**EXTRAIT FOURNI**
Nicolas Le Floch 

Impossible de parler de littérature sans évoquer mon coup de cœur littéraire : la génialissime série d’ouvrages consacrés à Nicolas Le Floch, née sous la plume de Jean-François Parot. Servant les intérêts de Louis XV puis de Louis XVI en tant que commissaire au Châtelet, Nicolas Le Floch nous entraîne en plein cœur du Paris du XVIIIème siècle et des intrigues de cour. Ses enquêtes dignes de celles du grand Sherlock Holmes sont un excellent prétexte pour nous immerger au sein de l’histoire de France et d’aller à la rencontre de grands noms tels que le chevalier d’Éon ou encore d’un des fameux bourreaux Sanson.
Amoureux d’histoire, de roman policier ou de cuisine du XVIIIème siècle ce livre est fait pour vous !

                                                                                     

Quel meilleur moyen d’attiser votre envie que de vous faire découvrir un extrait du premier roman de Jean-François Parot.

Jean-François Parot, L’énigme des Blancs-Manteaux, grands détectives, Sarthe, 2000, page 23.

**LIGNES AFFICHÉES**

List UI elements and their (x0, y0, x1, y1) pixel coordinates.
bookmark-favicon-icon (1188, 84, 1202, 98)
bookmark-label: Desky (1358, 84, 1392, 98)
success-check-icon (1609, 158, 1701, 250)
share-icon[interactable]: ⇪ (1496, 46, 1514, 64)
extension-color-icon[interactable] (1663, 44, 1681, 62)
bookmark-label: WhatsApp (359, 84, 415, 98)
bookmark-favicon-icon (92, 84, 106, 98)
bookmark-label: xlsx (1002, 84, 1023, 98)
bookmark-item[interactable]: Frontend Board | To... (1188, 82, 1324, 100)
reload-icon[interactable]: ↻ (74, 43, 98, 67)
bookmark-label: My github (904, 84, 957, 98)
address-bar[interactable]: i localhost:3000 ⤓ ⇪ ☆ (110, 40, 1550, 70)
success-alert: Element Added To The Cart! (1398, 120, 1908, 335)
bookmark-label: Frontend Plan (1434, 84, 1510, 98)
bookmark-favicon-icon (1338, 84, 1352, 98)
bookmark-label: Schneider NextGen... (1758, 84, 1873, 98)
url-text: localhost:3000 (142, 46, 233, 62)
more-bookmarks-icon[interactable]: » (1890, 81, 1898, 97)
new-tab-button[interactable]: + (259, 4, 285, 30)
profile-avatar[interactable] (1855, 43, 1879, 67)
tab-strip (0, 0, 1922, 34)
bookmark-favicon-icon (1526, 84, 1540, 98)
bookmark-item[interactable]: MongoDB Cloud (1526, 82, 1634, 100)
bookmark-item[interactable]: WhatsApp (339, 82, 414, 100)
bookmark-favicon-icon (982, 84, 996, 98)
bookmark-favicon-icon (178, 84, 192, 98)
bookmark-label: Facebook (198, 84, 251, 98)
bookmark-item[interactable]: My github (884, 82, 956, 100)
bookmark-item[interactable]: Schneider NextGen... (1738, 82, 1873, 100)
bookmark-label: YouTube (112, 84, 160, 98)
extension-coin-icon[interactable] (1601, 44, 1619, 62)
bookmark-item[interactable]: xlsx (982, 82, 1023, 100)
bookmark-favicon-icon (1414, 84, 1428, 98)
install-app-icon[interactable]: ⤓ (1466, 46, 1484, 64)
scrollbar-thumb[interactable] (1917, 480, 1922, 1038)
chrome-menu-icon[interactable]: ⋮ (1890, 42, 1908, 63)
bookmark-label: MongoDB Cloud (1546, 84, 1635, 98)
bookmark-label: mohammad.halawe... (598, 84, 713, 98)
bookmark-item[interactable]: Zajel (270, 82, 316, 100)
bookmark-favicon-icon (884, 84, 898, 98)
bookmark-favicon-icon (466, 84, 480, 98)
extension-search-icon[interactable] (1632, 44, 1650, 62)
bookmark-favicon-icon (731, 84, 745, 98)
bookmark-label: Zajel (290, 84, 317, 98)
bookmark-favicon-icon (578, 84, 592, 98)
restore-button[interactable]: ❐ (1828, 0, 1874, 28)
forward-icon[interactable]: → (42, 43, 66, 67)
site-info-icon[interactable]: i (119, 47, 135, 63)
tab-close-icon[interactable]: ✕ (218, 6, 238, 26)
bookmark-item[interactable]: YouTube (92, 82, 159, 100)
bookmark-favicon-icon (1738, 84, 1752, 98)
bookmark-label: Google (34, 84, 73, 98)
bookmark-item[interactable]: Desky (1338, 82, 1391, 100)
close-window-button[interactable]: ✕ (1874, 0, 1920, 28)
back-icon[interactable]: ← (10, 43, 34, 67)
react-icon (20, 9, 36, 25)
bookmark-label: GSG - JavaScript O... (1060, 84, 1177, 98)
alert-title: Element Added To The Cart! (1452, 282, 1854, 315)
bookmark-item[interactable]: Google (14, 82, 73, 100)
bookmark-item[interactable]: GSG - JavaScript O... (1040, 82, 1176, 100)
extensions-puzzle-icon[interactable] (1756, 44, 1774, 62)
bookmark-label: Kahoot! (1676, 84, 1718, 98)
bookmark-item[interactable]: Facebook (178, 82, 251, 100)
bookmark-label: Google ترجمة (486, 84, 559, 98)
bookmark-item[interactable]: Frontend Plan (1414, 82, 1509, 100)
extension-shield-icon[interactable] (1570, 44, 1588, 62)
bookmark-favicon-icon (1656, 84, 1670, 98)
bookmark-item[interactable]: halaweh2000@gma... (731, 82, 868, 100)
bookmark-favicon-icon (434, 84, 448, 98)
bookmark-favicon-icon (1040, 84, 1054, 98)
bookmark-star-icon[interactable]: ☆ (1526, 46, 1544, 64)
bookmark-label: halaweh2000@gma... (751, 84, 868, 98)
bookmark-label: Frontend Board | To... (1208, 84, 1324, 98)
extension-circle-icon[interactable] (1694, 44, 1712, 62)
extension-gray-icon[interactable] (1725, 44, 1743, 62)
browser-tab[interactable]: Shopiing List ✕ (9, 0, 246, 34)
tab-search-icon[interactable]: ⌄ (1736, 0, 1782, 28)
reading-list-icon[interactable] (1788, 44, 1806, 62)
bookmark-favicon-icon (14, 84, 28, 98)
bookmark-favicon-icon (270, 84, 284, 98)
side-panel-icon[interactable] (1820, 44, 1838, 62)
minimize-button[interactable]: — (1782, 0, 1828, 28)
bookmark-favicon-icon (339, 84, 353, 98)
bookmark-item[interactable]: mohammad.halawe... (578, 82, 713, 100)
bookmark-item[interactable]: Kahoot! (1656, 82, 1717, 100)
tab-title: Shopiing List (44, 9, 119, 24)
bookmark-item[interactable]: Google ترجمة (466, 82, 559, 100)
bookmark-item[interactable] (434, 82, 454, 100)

**À FAIRE**
1/ Recopiez fidèlement le passage du texte sur Nicolas Le Floch qui va de « Quel meilleur moyen » à « 2000, page 23. ».
2/ Reprenez le texte sur Nicolas Le Floch et rédigez la suite, à partir de sa dernière phrase.
Les lignes forment un matériau distinct du texte.

**RÉPONSES**
1/
Quel meilleur moyen d’attiser votre envie que de vous faire découvrir un extrait du premier roman de Jean-François Parot.

Jean-François Parot, L’énigme des Blancs-Manteaux, grands détectives, Sarthe, 2000, page 23.

2/
Il fut soudain bousculé par un garçon limonadier qui, ayant failli faire tomber son plateau de « bavaroises », jura sourdement. Nicolas avait goûté cette boisson, jadis mise à la mode par la princesse Palatine, mère du Régent. C’était, lui avait expliqué le père Grégoire, un thé chaud, sucré avec un sirop de capillaire. Le Pont-Neuf était déjà noir de peuple lorsqu’il s’y engagea. Il admira la statue d’Henri IV et la pompe de la Samaritaine. Les ateliers du quai de la Mégisserie commençaient à ouvrir, les compagnons s’attelant à leur journée de travail dès le lever du soleil. Il parcourut cette berge nauséabonde, le mouchoir sur le nez.
Le grand Châtelet, sévère et sombre, se profila devant lui. Il le devina plus qu’il ne le reconnut. Il s’engagea, indécis, sous une voûte faiblement éclairée par des lanternes à huile. Un homme en longue robe noire, le dépassa. Nicolas l’apostropha :
-Monsieur, je requiers votre aide. Je cherche le bureau de M. le lieutenant général de police.